**What to work on:**
Repeat the listing in full, exactly as it stands.

**Dataset entries:**
☆ ☆ ☆ ☆

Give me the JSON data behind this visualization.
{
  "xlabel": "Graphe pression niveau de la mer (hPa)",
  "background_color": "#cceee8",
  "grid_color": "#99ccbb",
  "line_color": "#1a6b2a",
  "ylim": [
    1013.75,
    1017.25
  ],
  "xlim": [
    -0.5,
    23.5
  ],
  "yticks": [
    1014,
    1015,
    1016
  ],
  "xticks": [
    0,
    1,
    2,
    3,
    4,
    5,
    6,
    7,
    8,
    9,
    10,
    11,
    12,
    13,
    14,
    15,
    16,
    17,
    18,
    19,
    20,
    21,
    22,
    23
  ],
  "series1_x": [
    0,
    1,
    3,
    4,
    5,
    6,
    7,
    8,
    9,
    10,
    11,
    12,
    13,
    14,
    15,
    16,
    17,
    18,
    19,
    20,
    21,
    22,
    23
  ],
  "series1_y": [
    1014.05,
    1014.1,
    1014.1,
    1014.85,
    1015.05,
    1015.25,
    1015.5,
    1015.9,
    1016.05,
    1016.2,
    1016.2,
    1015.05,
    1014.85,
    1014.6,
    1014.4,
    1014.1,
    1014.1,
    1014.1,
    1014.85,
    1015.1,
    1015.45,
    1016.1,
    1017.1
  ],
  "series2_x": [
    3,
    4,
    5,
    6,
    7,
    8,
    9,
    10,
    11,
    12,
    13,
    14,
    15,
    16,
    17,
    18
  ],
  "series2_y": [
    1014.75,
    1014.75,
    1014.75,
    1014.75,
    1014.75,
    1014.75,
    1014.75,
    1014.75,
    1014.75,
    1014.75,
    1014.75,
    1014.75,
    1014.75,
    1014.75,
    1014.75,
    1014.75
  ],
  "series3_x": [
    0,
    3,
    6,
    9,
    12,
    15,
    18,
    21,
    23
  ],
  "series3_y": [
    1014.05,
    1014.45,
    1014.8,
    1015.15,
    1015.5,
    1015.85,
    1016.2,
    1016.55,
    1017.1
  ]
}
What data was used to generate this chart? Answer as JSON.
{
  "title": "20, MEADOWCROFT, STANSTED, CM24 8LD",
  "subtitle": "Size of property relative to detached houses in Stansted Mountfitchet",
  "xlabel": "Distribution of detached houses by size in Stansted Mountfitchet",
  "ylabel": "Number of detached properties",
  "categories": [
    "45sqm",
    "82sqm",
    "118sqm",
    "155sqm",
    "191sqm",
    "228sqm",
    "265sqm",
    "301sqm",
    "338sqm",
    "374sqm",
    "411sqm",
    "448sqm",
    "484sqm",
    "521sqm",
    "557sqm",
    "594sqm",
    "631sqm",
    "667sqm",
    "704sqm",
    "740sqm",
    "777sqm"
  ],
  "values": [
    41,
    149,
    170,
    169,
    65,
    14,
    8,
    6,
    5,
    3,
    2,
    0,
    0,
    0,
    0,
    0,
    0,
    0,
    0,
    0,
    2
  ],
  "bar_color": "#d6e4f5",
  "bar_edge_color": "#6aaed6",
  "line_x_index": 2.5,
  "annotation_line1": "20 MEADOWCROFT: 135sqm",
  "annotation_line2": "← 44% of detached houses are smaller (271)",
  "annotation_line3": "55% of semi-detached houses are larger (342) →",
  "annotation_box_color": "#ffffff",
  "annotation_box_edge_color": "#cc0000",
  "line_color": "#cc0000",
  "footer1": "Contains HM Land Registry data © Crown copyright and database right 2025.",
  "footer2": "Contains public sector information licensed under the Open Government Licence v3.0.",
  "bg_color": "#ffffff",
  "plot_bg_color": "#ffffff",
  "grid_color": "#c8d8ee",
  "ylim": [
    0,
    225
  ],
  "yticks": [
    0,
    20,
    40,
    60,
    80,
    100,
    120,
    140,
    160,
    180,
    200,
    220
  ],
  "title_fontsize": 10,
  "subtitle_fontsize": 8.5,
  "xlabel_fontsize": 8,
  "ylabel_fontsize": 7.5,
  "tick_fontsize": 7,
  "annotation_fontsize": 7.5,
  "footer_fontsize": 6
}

☆ ☆ ☆ ☆

**Written solution:**
Give me the JSON data behind this visualization.
{
  "xlabel": "Graphe pression niveau de la mer (hPa)",
  "background_color": "#cceee8",
  "grid_color": "#99ccbb",
  "line_color": "#1a6b2a",
  "ylim": [
    1013.75,
    1017.25
  ],
  "xlim": [
    -0.5,
    23.5
  ],
  "yticks": [
    1014,
    1015,
    1016
  ],
  "xticks": [
    0,
    1,
    2,
    3,
    4,
    5,
    6,
    7,
    8,
    9,
    10,
    11,
    12,
    13,
    14,
    15,
    16,
    17,
    18,
    19,
    20,
    21,
    22,
    23
  ],
  "series1_x": [
    0,
    1,
    3,
    4,
    5,
    6,
    7,
    8,
    9,
    10,
    11,
    12,
    13,
    14,
    15,
    16,
    17,
    18,
    19,
    20,
    21,
    22,
    23
  ],
  "series1_y": [
    1014.05,
    1014.1,
    1014.1,
    1014.85,
    1015.05,
    1015.25,
    1015.5,
    1015.9,
    1016.05,
    1016.2,
    1016.2,
    1015.05,
    1014.85,
    1014.6,
    1014.4,
    1014.1,
    1014.1,
    1014.1,
    1014.85,
    1015.1,
    1015.45,
    1016.1,
    1017.1
  ],
  "series2_x": [
    3,
    4,
    5,
    6,
    7,
    8,
    9,
    10,
    11,
    12,
    13,
    14,
    15,
    16,
    17,
    18
  ],
  "series2_y": [
    1014.75,
    1014.75,
    1014.75,
    1014.75,
    1014.75,
    1014.75,
    1014.75,
    1014.75,
    1014.75,
    1014.75,
    1014.75,
    1014.75,
    1014.75,
    1014.75,
    1014.75,
    1014.75
  ],
  "series3_x": [
    0,
    3,
    6,
    9,
    12,
    15,
    18,
    21,
    23
  ],
  "series3_y": [
    1014.05,
    1014.45,
    1014.8,
    1015.15,
    1015.5,
    1015.85,
    1016.2,
    1016.55,
    1017.1
  ]
}
What data was used to generate this chart? Answer as JSON.
{
  "title": "20, MEADOWCROFT, STANSTED, CM24 8LD",
  "subtitle": "Size of property relative to detached houses in Stansted Mountfitchet",
  "xlabel": "Distribution of detached houses by size in Stansted Mountfitchet",
  "ylabel": "Number of detached properties",
  "categories": [
    "45sqm",
    "82sqm",
    "118sqm",
    "155sqm",
    "191sqm",
    "228sqm",
    "265sqm",
    "301sqm",
    "338sqm",
    "374sqm",
    "411sqm",
    "448sqm",
    "484sqm",
    "521sqm",
    "557sqm",
    "594sqm",
    "631sqm",
    "667sqm",
    "704sqm",
    "740sqm",
    "777sqm"
  ],
  "values": [
    41,
    149,
    170,
    169,
    65,
    14,
    8,
    6,
    5,
    3,
    2,
    0,
    0,
    0,
    0,
    0,
    0,
    0,
    0,
    0,
    2
  ],
  "bar_color": "#d6e4f5",
  "bar_edge_color": "#6aaed6",
  "line_x_index": 2.5,
  "annotation_line1": "20 MEADOWCROFT: 135sqm",
  "annotation_line2": "← 44% of detached houses are smaller (271)",
  "annotation_line3": "55% of semi-detached houses are larger (342) →",
  "annotation_box_color": "#ffffff",
  "annotation_box_edge_color": "#cc0000",
  "line_color": "#cc0000",
  "footer1": "Contains HM Land Registry data © Crown copyright and database right 2025.",
  "footer2": "Contains public sector information licensed under the Open Government Licence v3.0.",
  "bg_color": "#ffffff",
  "plot_bg_color": "#ffffff",
  "grid_color": "#c8d8ee",
  "ylim": [
    0,
    225
  ],
  "yticks": [
    0,
    20,
    40,
    60,
    80,
    100,
    120,
    140,
    160,
    180,
    200,
    220
  ],
  "title_fontsize": 10,
  "subtitle_fontsize": 8.5,
  "xlabel_fontsize": 8,
  "ylabel_fontsize": 7.5,
  "tick_fontsize": 7,
  "annotation_fontsize": 7.5,
  "footer_fontsize": 6
}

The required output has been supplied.